[Short problem]: For the material that follows, list every line containing the word "Enter".

[Materials provided]:
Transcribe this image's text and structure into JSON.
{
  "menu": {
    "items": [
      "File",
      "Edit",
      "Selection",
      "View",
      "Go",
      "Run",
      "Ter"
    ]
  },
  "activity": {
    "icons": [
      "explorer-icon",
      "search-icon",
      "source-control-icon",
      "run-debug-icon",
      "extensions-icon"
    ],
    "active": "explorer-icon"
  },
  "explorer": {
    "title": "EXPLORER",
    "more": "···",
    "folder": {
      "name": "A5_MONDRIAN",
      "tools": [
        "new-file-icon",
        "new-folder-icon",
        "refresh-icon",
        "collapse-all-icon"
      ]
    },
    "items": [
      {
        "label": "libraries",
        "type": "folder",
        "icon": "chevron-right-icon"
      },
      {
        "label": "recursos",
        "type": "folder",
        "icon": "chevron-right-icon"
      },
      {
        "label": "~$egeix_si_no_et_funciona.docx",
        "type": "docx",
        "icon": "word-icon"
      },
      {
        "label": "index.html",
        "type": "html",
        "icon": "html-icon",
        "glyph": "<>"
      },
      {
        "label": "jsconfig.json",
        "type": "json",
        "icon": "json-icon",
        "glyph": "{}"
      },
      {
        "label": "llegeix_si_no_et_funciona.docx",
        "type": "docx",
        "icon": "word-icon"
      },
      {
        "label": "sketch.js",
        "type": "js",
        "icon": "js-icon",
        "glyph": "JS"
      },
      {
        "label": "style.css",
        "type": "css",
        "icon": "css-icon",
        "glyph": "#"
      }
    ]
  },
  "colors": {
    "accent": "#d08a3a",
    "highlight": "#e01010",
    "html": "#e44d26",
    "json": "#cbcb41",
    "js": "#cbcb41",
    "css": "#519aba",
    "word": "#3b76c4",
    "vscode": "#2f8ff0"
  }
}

---

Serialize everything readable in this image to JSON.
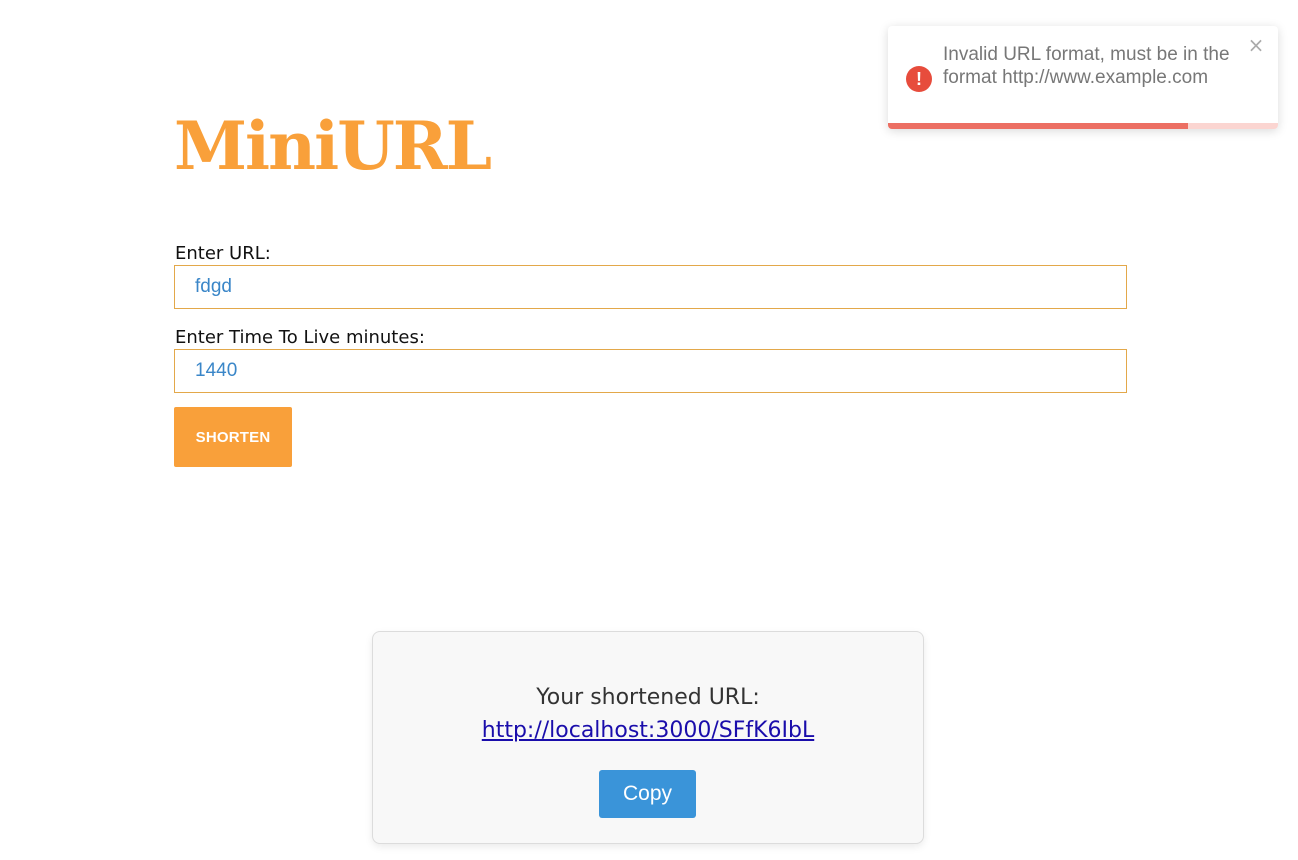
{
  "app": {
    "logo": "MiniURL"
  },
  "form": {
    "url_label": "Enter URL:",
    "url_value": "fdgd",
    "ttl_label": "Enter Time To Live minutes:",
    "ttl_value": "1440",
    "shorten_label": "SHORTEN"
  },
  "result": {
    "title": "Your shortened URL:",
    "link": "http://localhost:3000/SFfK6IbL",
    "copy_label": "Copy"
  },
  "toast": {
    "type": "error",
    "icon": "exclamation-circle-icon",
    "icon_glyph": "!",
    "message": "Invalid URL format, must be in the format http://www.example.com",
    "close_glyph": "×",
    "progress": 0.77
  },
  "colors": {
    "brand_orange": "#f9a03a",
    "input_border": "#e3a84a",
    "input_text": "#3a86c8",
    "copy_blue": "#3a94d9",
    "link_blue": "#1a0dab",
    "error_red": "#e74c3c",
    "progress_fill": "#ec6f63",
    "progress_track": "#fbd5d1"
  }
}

[Expected answer]:
    "url_label": "Enter URL:",
    "ttl_label": "Enter Time To Live minutes:",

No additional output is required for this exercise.